TASK GOAL
All of the records below should be output exactly.

INPUT ROWS
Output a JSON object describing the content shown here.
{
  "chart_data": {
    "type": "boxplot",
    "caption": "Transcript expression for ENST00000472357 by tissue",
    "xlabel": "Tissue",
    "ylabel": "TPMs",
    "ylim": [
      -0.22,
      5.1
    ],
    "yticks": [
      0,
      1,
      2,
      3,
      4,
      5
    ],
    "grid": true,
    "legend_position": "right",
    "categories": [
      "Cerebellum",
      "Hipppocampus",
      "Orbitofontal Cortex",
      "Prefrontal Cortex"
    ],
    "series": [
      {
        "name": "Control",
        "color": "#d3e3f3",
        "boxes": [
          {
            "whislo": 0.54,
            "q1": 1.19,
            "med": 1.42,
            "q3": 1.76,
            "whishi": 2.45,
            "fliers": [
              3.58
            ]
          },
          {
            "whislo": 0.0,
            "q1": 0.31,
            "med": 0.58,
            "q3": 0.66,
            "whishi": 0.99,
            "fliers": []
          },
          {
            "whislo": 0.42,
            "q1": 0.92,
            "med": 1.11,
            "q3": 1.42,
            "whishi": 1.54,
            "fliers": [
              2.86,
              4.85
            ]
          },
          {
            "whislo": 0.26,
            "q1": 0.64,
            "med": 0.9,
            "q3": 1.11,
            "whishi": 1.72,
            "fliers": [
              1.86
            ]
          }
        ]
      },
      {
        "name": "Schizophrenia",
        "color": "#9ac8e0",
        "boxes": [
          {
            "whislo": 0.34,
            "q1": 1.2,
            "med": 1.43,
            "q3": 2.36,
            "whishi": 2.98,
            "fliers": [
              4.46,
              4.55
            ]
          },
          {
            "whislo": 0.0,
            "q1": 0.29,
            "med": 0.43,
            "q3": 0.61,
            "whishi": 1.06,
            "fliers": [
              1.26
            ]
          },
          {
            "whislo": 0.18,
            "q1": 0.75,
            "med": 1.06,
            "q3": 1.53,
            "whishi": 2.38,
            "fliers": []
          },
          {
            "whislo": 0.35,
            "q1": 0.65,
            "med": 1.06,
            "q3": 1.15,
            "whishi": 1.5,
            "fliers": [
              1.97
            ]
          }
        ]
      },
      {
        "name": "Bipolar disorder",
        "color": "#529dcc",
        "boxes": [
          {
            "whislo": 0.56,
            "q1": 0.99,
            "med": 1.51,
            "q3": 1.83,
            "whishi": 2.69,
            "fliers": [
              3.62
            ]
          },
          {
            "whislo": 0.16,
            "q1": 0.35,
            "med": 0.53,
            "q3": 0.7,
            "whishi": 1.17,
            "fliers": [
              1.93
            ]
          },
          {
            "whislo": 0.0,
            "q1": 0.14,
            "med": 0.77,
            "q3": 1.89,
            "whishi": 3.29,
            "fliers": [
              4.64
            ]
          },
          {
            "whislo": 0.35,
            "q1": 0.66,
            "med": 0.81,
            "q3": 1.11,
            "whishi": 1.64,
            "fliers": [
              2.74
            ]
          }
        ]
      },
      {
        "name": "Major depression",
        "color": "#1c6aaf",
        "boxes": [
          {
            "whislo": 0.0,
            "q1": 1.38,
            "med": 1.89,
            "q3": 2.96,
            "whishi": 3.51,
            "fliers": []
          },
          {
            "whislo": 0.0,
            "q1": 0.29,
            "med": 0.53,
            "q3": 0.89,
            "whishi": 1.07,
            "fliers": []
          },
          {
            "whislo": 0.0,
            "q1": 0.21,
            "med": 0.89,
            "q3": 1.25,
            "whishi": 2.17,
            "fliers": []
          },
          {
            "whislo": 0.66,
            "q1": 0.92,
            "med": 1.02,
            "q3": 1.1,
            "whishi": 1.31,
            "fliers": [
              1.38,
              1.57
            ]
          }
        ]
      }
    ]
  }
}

WORKED ANSWER
Output a JSON object describing the content shown here.
{
  "chart_data": {
    "type": "boxplot",
    "caption": "Transcript expression for ENST00000472357 by tissue",
    "xlabel": "Tissue",
    "ylabel": "TPMs",
    "ylim": [
      -0.22,
      5.1
    ],
    "yticks": [
      0,
      1,
      2,
      3,
      4,
      5
    ],
    "grid": true,
    "legend_position": "right",
    "categories": [
      "Cerebellum",
      "Hipppocampus",
      "Orbitofontal Cortex",
      "Prefrontal Cortex"
    ],
    "series": [
      {
        "name": "Control",
        "color": "#d3e3f3",
        "boxes": [
          {
            "whislo": 0.54,
            "q1": 1.19,
            "med": 1.42,
            "q3": 1.76,
            "whishi": 2.45,
            "fliers": [
              3.58
            ]
          },
          {
            "whislo": 0.0,
            "q1": 0.31,
            "med": 0.58,
            "q3": 0.66,
            "whishi": 0.99,
            "fliers": []
          },
          {
            "whislo": 0.42,
            "q1": 0.92,
            "med": 1.11,
            "q3": 1.42,
            "whishi": 1.54,
            "fliers": [
              2.86,
              4.85
            ]
          },
          {
            "whislo": 0.26,
            "q1": 0.64,
            "med": 0.9,
            "q3": 1.11,
            "whishi": 1.72,
            "fliers": [
              1.86
            ]
          }
        ]
      },
      {
        "name": "Schizophrenia",
        "color": "#9ac8e0",
        "boxes": [
          {
            "whislo": 0.34,
            "q1": 1.2,
            "med": 1.43,
            "q3": 2.36,
            "whishi": 2.98,
            "fliers": [
              4.46,
              4.55
            ]
          },
          {
            "whislo": 0.0,
            "q1": 0.29,
            "med": 0.43,
            "q3": 0.61,
            "whishi": 1.06,
            "fliers": [
              1.26
            ]
          },
          {
            "whislo": 0.18,
            "q1": 0.75,
            "med": 1.06,
            "q3": 1.53,
            "whishi": 2.38,
            "fliers": []
          },
          {
            "whislo": 0.35,
            "q1": 0.65,
            "med": 1.06,
            "q3": 1.15,
            "whishi": 1.5,
            "fliers": [
              1.97
            ]
          }
        ]
      },
      {
        "name": "Bipolar disorder",
        "color": "#529dcc",
        "boxes": [
          {
            "whislo": 0.56,
            "q1": 0.99,
            "med": 1.51,
            "q3": 1.83,
            "whishi": 2.69,
            "fliers": [
              3.62
            ]
          },
          {
            "whislo": 0.16,
            "q1": 0.35,
            "med": 0.53,
            "q3": 0.7,
            "whishi": 1.17,
            "fliers": [
              1.93
            ]
          },
          {
            "whislo": 0.0,
            "q1": 0.14,
            "med": 0.77,
            "q3": 1.89,
            "whishi": 3.29,
            "fliers": [
              4.64
            ]
          },
          {
            "whislo": 0.35,
            "q1": 0.66,
            "med": 0.81,
            "q3": 1.11,
            "whishi": 1.64,
            "fliers": [
              2.74
            ]
          }
        ]
      },
      {
        "name": "Major depression",
        "color": "#1c6aaf",
        "boxes": [
          {
            "whislo": 0.0,
            "q1": 1.38,
            "med": 1.89,
            "q3": 2.96,
            "whishi": 3.51,
            "fliers": []
          },
          {
            "whislo": 0.0,
            "q1": 0.29,
            "med": 0.53,
            "q3": 0.89,
            "whishi": 1.07,
            "fliers": []
          },
          {
            "whislo": 0.0,
            "q1": 0.21,
            "med": 0.89,
            "q3": 1.25,
            "whishi": 2.17,
            "fliers": []
          },
          {
            "whislo": 0.66,
            "q1": 0.92,
            "med": 1.02,
            "q3": 1.1,
            "whishi": 1.31,
            "fliers": [
              1.38,
              1.57
            ]
          }
        ]
      }
    ]
  }
}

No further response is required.